▶ _Set task_
Copy out the records from the very first line through the line holding "588, 1033, 591]", inclusive, exactly as they appear.
*** Available records
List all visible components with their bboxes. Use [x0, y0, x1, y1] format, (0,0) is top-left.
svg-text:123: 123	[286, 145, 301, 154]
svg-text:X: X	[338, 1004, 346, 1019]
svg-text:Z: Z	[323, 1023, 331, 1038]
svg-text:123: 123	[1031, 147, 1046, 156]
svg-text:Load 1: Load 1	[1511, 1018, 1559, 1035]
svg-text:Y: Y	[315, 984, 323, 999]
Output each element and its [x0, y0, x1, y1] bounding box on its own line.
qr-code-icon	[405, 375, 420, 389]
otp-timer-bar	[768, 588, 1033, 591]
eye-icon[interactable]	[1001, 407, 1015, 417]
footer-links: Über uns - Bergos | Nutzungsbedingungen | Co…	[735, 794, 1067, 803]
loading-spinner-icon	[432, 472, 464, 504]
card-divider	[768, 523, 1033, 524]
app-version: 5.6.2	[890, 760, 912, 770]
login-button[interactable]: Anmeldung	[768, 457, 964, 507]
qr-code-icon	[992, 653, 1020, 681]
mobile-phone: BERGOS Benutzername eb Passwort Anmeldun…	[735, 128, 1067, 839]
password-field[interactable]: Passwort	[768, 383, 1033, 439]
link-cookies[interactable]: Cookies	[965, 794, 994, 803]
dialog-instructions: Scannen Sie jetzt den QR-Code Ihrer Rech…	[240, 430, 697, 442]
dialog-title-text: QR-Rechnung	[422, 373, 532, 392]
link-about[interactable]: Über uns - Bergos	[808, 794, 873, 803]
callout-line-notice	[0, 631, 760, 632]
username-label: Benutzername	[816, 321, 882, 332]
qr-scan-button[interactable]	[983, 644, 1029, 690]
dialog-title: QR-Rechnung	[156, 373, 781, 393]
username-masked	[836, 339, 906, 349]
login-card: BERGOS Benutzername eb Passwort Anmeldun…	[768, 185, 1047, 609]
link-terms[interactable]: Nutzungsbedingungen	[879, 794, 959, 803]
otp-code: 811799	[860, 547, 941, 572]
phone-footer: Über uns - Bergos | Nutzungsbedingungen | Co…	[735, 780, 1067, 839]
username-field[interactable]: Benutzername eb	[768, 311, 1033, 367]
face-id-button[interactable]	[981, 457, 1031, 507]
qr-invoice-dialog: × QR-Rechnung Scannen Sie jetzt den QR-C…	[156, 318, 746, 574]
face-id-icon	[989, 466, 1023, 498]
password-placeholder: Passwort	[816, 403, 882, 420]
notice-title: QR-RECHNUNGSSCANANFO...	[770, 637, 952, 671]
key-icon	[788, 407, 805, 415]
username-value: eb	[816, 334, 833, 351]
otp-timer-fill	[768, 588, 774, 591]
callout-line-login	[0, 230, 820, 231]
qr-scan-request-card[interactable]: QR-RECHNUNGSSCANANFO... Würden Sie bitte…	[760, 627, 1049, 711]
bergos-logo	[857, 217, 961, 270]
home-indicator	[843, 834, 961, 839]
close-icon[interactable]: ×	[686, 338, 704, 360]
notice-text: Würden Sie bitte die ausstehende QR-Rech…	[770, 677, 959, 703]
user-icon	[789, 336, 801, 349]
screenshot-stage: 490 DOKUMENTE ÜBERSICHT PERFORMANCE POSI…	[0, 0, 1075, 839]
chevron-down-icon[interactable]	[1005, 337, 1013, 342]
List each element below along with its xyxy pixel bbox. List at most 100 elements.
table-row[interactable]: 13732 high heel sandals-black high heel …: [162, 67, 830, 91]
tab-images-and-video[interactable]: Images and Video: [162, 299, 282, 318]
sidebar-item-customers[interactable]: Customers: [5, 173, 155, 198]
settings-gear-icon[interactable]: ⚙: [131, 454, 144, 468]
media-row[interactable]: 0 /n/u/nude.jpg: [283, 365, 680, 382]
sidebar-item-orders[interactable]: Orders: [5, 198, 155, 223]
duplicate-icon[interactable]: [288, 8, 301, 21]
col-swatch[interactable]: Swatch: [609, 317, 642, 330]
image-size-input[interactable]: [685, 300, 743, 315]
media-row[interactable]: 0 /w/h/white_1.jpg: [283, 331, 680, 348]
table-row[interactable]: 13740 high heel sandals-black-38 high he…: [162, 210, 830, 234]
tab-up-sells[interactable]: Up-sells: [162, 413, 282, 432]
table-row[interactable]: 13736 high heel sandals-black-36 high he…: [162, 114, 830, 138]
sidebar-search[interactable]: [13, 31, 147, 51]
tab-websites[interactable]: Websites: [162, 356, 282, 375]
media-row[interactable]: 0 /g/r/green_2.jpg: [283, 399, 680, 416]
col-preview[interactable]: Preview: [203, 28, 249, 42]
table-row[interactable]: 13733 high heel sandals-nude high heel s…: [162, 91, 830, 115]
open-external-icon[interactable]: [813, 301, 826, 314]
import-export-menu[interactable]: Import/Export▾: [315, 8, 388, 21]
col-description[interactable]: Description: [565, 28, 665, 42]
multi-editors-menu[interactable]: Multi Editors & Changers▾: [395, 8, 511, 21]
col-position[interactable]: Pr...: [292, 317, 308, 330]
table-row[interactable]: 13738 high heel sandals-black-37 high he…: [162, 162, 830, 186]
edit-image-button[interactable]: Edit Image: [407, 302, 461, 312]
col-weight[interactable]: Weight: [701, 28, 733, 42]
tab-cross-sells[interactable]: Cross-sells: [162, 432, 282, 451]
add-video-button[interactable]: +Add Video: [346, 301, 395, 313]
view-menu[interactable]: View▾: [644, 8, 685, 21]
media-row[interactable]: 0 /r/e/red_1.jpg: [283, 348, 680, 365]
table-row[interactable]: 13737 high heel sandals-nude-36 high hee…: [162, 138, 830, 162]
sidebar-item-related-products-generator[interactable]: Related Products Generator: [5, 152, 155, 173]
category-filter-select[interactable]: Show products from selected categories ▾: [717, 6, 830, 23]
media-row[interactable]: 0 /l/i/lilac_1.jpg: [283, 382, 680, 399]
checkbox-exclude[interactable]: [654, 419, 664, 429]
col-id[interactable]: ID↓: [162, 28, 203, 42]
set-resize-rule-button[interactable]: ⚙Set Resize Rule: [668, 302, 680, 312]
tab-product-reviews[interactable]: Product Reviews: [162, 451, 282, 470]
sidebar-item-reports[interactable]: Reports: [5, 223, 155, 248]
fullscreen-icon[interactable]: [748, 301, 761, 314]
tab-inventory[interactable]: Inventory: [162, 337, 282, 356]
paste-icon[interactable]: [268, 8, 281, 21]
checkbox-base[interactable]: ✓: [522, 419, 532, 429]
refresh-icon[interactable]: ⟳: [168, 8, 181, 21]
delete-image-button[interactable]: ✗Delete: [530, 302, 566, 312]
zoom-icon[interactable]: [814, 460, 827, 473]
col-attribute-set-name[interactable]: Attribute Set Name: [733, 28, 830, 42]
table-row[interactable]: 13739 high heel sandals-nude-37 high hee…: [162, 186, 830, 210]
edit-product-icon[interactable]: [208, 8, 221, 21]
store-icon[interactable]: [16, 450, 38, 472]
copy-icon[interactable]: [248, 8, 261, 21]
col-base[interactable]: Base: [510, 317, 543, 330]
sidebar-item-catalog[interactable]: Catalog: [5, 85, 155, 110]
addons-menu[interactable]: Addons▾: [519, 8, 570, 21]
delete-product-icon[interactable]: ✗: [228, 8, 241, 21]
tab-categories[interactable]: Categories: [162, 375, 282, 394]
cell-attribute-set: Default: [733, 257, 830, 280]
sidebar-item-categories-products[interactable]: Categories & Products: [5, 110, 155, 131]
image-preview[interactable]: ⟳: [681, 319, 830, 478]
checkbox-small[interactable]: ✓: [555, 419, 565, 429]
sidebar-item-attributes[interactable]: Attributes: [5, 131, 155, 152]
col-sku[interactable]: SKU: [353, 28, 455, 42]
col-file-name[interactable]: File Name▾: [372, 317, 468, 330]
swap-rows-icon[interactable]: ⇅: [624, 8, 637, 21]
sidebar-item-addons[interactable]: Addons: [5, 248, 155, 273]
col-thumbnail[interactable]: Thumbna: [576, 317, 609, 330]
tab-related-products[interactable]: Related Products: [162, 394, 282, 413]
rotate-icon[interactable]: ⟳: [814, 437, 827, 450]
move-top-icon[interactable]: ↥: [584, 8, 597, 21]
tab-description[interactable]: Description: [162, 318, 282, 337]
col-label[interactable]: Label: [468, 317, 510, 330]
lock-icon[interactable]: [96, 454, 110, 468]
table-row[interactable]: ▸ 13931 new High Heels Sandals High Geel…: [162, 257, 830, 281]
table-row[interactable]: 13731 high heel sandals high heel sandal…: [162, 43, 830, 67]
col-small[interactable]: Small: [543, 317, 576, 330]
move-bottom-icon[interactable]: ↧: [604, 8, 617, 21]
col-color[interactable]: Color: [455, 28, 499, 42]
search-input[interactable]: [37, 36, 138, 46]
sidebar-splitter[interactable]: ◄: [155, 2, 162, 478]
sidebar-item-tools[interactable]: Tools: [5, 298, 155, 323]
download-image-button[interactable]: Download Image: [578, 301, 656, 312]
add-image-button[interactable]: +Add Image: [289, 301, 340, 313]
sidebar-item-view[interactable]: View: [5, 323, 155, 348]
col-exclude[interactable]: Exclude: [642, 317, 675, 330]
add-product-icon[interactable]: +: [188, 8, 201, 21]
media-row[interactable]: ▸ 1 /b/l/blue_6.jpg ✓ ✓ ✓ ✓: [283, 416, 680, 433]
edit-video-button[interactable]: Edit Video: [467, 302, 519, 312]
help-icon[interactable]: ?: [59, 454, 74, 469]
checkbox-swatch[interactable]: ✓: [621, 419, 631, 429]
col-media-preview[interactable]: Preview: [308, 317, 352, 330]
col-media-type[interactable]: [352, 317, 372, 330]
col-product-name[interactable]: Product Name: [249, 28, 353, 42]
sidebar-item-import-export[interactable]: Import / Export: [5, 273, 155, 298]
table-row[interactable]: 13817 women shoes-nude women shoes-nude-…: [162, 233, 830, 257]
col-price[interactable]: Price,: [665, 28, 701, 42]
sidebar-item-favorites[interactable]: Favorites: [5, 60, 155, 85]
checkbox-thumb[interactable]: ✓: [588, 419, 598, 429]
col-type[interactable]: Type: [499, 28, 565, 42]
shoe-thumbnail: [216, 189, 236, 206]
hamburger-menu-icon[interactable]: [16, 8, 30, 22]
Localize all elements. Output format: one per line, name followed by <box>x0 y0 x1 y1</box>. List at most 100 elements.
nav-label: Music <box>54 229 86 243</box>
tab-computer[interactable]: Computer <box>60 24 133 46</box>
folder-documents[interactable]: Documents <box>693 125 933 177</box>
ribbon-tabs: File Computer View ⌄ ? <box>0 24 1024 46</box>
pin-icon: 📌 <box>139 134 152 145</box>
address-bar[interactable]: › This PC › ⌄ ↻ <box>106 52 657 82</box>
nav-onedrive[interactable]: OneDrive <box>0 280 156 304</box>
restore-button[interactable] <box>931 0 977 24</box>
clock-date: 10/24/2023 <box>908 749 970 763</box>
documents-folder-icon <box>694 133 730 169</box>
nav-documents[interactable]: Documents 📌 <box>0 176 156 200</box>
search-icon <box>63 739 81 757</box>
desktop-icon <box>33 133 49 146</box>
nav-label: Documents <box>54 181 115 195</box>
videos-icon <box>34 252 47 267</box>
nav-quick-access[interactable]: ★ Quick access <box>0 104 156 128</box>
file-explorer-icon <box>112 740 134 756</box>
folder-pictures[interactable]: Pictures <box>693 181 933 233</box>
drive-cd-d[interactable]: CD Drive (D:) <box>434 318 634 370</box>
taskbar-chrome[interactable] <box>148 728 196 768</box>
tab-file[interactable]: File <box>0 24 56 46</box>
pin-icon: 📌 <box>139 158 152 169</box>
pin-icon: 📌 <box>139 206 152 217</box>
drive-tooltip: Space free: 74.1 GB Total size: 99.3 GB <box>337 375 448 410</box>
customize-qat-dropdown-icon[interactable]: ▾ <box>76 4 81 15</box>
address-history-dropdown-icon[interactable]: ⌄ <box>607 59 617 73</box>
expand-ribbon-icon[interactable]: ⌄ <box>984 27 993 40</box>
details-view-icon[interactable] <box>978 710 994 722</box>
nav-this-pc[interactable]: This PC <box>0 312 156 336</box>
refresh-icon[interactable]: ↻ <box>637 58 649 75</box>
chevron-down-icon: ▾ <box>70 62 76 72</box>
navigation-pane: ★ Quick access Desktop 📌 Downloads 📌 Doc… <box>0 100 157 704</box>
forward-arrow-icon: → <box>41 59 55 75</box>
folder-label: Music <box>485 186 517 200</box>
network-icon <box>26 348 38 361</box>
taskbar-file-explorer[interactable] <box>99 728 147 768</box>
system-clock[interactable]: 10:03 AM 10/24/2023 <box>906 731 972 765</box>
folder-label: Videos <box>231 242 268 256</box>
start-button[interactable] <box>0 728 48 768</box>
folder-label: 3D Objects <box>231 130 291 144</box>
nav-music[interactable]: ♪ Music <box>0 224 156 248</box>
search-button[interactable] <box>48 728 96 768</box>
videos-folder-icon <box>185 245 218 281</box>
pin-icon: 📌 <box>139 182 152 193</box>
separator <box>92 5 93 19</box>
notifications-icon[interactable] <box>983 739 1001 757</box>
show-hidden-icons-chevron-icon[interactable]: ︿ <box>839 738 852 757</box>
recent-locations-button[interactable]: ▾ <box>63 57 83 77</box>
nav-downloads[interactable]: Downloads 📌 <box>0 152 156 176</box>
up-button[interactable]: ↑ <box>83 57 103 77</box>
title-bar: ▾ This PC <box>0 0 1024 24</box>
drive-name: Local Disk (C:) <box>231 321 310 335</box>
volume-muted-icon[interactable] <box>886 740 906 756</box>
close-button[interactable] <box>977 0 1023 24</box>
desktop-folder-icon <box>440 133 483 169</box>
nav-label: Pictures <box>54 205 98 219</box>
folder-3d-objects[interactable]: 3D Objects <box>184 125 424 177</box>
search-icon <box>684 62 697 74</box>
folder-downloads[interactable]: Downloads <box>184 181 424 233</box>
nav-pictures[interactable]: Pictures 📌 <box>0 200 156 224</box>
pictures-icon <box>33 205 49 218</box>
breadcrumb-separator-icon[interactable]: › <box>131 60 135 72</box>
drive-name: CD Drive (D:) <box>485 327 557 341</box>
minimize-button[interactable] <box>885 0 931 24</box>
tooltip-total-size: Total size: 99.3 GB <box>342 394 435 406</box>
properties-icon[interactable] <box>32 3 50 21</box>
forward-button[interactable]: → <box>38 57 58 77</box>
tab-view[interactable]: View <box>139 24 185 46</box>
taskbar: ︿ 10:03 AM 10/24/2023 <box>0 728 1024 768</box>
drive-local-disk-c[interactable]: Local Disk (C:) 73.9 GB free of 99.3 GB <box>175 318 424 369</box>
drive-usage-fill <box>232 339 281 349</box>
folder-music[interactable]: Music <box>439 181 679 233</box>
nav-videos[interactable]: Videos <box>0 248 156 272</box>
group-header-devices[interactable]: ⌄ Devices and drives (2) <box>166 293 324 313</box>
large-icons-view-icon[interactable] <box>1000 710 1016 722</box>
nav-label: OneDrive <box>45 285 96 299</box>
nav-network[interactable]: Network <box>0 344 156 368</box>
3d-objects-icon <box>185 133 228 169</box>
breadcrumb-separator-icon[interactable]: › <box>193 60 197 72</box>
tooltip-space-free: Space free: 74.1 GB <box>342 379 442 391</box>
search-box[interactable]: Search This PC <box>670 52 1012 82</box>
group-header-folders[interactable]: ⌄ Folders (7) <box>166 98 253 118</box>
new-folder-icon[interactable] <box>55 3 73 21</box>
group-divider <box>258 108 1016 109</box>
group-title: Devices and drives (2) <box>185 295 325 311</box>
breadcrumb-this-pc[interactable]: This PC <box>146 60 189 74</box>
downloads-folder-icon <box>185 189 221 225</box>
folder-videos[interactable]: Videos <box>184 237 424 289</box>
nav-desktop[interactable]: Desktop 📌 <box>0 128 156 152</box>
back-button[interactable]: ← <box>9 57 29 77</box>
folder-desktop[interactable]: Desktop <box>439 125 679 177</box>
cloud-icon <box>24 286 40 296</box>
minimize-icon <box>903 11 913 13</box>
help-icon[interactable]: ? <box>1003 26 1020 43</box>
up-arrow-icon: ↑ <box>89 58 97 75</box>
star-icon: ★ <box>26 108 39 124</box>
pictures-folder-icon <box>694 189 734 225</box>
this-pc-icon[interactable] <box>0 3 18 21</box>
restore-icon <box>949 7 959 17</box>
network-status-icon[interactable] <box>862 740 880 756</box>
******
▶ _Worked answer_
List all visible components with their bboxes. Use [x0, y0, x1, y1] format, (0,0) is top-left.
svg-text:123: 123	[286, 145, 301, 154]
svg-text:X: X	[338, 1004, 346, 1019]
svg-text:Z: Z	[323, 1023, 331, 1038]
svg-text:123: 123	[1031, 147, 1046, 156]
svg-text:Load 1: Load 1	[1511, 1018, 1559, 1035]
svg-text:Y: Y	[315, 984, 323, 999]
Output each element and its [x0, y0, x1, y1] bounding box on its own line.
qr-code-icon	[405, 375, 420, 389]
otp-timer-bar	[768, 588, 1033, 591]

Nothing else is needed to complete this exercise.